= Material for this exercise =
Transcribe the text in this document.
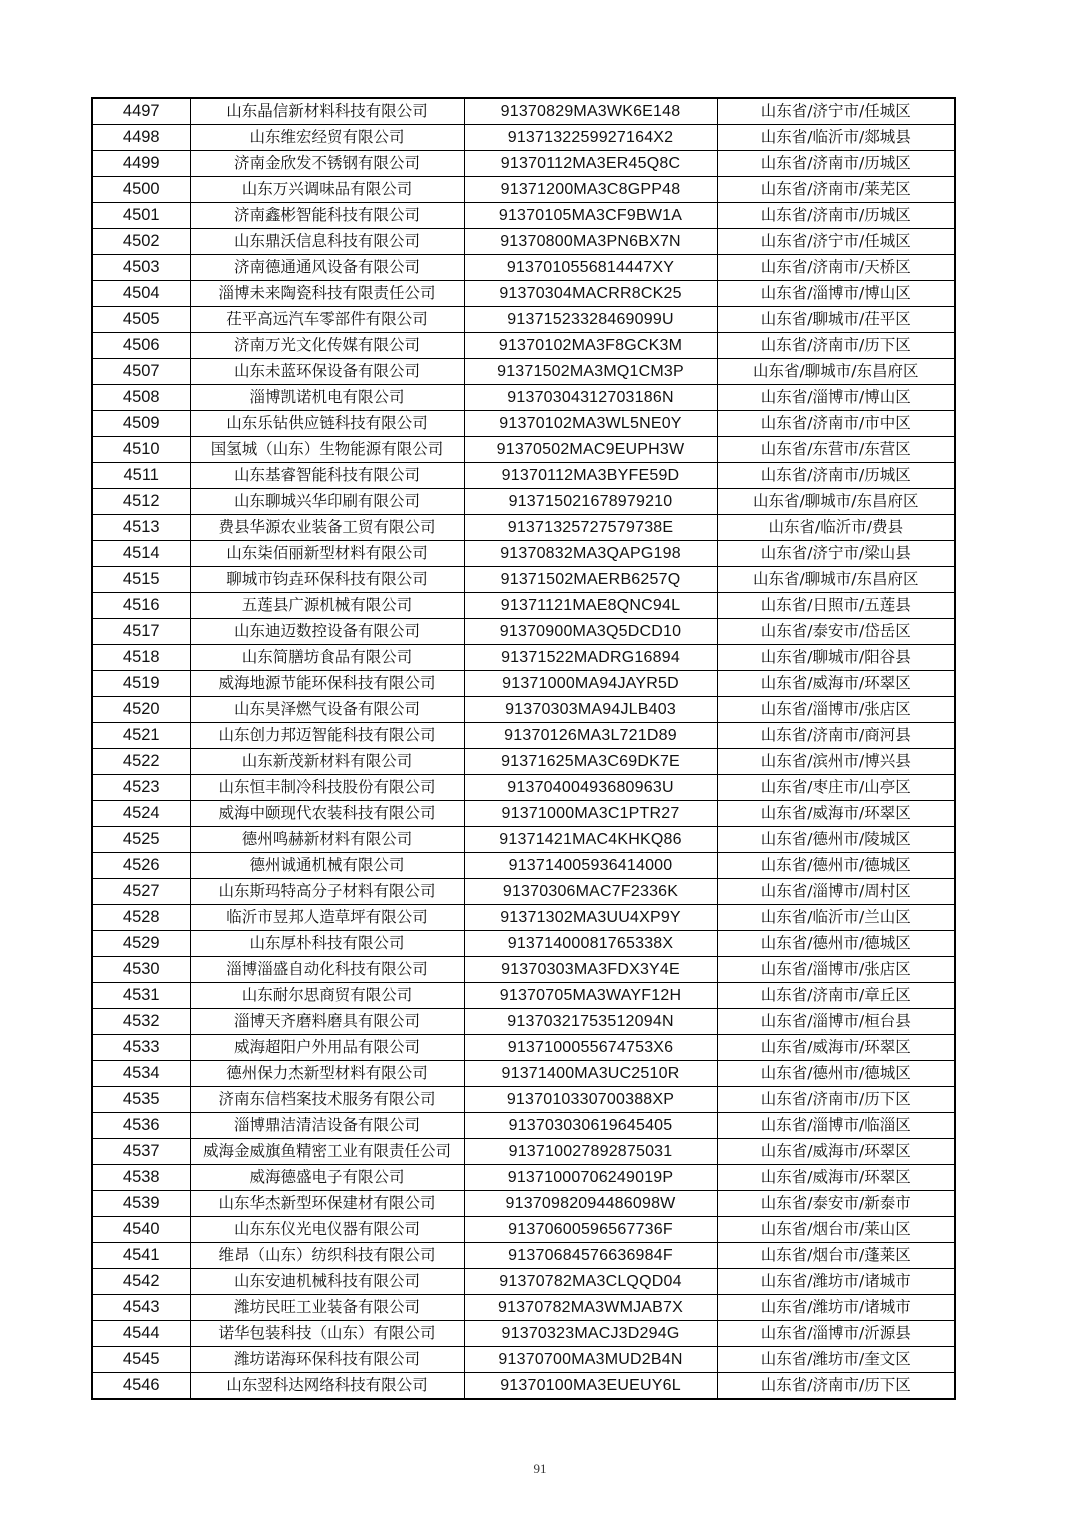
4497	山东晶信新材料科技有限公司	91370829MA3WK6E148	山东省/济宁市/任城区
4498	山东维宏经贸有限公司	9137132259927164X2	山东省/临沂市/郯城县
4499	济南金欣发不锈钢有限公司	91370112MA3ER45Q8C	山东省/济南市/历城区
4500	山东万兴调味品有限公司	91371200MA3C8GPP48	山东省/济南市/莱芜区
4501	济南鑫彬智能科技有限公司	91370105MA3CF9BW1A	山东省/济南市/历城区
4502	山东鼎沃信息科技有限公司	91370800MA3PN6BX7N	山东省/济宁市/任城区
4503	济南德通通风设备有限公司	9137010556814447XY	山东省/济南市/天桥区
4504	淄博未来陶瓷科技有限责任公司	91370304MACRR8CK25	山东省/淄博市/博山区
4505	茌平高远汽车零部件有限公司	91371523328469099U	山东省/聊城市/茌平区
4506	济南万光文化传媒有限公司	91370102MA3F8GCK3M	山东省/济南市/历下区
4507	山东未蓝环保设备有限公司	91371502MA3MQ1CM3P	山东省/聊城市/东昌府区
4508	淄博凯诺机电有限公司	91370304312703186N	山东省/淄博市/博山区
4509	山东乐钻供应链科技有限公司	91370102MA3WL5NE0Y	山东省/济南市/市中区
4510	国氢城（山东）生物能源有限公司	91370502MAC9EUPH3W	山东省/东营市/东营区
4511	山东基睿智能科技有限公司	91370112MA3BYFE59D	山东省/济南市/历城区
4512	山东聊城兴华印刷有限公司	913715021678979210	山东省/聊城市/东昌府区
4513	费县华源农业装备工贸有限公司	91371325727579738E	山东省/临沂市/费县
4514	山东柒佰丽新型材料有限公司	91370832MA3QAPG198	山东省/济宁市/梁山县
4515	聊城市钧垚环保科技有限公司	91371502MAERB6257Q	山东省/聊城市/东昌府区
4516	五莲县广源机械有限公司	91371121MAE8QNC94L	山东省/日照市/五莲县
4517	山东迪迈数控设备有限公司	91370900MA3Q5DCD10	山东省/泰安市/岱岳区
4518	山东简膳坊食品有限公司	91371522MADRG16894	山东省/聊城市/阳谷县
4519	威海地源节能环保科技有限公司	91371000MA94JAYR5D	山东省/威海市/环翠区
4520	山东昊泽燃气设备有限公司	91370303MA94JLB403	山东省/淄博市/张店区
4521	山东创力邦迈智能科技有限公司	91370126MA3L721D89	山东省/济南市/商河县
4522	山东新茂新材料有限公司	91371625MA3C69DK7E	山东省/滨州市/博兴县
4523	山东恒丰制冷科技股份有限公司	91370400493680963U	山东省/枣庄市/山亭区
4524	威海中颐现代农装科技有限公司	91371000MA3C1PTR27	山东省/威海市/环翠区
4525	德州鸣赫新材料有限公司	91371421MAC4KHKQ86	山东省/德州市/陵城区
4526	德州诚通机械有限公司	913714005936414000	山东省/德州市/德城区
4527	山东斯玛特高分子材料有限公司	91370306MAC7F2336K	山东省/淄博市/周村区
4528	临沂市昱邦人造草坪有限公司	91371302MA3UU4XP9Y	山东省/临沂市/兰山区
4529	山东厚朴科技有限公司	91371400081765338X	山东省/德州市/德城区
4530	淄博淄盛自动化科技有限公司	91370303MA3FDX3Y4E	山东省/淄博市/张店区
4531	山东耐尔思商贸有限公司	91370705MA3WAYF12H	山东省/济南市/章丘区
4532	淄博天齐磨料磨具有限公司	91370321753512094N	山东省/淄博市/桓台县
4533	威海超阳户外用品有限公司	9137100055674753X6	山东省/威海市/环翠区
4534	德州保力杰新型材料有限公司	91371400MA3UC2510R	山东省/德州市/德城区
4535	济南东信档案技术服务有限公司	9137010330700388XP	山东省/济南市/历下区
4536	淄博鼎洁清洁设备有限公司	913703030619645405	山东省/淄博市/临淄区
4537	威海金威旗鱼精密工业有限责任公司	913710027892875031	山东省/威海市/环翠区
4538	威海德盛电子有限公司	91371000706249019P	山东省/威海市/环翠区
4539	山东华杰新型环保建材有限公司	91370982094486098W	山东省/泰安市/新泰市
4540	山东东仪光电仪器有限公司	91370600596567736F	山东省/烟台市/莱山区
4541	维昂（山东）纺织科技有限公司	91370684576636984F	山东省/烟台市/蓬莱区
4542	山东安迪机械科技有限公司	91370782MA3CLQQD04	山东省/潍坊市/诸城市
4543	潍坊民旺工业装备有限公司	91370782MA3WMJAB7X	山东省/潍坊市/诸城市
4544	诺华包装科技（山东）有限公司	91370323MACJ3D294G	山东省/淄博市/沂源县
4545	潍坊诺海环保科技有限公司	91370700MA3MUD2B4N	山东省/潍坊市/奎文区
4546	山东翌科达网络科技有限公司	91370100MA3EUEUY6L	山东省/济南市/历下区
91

= Exercise task =
Show all lines from the listing above in which "东昌府区" appears.

= Exercise output =
4507	山东未蓝环保设备有限公司	91371502MA3MQ1CM3P	山东省/聊城市/东昌府区
4512	山东聊城兴华印刷有限公司	913715021678979210	山东省/聊城市/东昌府区
4515	聊城市钧垚环保科技有限公司	91371502MAERB6257Q	山东省/聊城市/东昌府区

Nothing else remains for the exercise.